#### Exercise instructions:
Copy out each line of the data holding "ylabel".

#### Extracted material:
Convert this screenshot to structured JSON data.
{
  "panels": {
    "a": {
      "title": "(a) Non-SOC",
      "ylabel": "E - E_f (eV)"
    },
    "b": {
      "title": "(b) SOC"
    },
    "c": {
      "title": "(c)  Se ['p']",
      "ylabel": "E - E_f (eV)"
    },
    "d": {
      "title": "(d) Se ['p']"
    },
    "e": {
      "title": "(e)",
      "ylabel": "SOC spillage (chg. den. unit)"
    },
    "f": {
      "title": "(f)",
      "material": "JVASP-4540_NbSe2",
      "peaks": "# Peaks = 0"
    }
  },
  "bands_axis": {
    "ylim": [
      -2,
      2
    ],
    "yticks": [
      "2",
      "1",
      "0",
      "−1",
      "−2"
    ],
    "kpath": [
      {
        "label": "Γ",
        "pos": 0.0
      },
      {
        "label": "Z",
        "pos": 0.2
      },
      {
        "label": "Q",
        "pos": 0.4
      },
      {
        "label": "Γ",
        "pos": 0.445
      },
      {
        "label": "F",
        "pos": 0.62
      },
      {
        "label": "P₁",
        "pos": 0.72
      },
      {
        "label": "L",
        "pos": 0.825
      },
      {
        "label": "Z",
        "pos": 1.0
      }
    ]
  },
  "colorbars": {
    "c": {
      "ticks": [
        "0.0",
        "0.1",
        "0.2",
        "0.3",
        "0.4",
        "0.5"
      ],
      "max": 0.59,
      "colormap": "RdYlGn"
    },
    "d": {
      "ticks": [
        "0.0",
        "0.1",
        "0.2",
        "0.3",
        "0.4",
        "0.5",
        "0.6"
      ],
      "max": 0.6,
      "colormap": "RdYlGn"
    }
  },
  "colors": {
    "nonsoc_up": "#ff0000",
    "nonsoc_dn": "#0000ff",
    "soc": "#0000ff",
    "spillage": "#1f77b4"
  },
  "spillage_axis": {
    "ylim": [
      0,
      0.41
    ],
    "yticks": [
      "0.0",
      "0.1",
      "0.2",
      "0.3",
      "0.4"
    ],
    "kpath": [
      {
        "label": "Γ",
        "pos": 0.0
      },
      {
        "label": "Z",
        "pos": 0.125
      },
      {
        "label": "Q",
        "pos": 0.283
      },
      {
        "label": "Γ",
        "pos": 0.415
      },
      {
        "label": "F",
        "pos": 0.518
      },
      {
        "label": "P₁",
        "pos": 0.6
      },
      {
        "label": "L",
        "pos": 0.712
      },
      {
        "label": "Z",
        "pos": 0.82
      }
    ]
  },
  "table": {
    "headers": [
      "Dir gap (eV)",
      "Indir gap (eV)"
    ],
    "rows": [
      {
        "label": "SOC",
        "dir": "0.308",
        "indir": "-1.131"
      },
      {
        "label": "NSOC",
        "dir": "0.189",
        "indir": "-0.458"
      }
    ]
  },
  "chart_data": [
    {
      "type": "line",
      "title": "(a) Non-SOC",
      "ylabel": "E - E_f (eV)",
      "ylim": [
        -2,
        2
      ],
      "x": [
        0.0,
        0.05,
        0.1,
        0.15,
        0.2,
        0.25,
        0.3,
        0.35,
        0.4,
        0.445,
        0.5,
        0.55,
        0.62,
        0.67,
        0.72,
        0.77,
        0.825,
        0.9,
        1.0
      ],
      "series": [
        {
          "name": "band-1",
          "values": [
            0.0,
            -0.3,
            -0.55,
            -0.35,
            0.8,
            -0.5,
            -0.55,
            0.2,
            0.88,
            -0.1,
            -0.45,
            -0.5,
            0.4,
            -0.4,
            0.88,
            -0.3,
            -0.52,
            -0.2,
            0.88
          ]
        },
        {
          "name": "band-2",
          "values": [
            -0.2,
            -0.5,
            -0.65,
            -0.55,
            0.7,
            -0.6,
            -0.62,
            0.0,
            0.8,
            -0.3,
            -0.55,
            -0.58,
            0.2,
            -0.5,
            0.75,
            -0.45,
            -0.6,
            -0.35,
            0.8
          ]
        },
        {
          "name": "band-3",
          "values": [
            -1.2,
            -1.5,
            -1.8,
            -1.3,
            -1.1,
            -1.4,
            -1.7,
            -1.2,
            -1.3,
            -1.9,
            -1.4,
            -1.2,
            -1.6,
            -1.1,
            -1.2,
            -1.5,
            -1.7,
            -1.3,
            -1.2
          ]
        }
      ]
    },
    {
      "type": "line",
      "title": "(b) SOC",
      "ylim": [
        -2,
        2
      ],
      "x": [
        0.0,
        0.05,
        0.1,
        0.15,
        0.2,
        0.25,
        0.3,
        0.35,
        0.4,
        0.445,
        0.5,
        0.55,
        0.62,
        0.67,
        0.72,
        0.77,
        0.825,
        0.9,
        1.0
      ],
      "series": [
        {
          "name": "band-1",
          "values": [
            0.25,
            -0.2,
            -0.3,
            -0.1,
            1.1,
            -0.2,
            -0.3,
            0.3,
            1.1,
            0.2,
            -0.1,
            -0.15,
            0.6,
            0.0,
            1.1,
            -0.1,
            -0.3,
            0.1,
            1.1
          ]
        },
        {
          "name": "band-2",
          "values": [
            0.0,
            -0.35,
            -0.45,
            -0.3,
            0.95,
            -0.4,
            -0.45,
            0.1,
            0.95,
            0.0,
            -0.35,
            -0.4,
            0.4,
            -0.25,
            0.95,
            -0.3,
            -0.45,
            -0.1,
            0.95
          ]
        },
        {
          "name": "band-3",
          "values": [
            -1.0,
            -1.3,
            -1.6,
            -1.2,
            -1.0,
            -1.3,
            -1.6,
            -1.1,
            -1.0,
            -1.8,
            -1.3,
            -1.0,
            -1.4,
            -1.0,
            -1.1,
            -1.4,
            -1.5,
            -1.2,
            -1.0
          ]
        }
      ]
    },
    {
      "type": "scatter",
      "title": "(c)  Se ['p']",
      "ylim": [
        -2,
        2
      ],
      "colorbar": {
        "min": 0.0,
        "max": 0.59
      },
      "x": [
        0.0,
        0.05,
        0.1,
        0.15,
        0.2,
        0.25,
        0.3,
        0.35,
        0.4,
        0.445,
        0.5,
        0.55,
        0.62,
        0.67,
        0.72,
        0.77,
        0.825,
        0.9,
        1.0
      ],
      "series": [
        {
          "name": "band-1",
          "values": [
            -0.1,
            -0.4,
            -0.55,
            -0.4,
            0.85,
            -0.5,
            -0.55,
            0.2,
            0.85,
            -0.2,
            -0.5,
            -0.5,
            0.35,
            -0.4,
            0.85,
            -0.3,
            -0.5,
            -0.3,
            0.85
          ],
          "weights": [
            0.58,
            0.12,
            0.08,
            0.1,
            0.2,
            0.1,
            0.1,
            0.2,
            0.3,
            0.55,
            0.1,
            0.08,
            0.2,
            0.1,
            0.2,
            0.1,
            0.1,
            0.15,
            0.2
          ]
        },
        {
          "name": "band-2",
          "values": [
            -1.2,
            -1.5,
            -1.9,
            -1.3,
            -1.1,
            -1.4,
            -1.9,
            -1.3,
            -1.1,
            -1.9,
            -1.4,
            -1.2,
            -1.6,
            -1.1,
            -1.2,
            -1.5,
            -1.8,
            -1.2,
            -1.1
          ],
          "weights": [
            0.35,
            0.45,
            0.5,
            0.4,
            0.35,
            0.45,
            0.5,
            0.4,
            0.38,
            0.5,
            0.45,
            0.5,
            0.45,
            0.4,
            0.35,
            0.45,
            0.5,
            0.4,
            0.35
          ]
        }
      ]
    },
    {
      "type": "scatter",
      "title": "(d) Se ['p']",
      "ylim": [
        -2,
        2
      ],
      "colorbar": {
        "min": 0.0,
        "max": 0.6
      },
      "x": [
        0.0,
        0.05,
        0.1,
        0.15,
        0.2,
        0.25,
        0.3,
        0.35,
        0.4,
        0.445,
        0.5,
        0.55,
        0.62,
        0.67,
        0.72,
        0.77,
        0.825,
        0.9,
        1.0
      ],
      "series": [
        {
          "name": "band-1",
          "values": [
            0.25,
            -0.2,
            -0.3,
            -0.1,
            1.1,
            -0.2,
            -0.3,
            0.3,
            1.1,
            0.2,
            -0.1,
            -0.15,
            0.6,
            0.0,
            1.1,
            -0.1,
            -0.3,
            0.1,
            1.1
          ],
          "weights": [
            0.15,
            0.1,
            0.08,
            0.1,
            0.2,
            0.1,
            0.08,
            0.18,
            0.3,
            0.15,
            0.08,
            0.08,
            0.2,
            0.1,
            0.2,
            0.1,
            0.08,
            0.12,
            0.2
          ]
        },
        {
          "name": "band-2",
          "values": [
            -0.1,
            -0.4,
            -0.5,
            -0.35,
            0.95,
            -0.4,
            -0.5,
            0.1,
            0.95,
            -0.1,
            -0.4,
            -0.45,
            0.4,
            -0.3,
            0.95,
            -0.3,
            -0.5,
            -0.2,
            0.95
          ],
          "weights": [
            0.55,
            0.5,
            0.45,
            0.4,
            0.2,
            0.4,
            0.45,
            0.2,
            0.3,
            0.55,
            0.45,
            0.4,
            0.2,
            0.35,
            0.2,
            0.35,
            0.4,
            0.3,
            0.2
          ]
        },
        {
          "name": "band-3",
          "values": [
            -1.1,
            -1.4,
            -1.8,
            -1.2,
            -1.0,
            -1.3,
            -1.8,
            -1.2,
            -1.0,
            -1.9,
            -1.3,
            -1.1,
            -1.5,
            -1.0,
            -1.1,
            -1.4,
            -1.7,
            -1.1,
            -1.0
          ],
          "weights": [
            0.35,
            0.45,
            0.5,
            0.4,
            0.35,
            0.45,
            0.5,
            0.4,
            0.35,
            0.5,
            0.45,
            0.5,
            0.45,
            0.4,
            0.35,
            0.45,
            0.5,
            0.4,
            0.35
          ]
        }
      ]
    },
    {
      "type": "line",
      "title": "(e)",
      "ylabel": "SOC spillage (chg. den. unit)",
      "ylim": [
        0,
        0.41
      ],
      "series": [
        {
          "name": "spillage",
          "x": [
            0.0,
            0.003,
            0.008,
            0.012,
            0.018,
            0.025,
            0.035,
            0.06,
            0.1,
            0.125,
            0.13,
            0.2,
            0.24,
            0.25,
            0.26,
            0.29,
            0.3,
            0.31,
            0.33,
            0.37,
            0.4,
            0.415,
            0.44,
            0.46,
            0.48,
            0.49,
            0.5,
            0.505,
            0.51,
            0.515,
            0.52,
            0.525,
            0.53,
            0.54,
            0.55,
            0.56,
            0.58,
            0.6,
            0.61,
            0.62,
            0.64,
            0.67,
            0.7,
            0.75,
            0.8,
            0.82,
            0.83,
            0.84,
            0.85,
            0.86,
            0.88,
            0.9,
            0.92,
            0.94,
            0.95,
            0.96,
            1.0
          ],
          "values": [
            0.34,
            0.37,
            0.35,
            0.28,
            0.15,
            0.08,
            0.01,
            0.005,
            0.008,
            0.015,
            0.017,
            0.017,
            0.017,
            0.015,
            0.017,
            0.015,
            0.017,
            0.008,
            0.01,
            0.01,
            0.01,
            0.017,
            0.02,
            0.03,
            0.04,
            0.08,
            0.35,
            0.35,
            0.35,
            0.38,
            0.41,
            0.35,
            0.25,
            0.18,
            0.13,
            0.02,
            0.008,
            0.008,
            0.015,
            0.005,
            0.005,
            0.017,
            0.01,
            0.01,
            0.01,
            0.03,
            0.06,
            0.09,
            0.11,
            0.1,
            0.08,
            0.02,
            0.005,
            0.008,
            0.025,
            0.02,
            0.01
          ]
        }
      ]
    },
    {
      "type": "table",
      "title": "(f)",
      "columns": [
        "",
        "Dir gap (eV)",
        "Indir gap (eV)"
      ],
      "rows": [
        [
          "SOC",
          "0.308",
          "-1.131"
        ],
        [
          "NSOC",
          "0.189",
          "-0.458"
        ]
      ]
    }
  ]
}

#### Correct answer:
      "ylabel": "E - E_f (eV)"
      "ylabel": "E - E_f (eV)"
      "ylabel": "SOC spillage (chg. den. unit)"
      "ylabel": "E - E_f (eV)",
      "ylabel": "SOC spillage (chg. den. unit)",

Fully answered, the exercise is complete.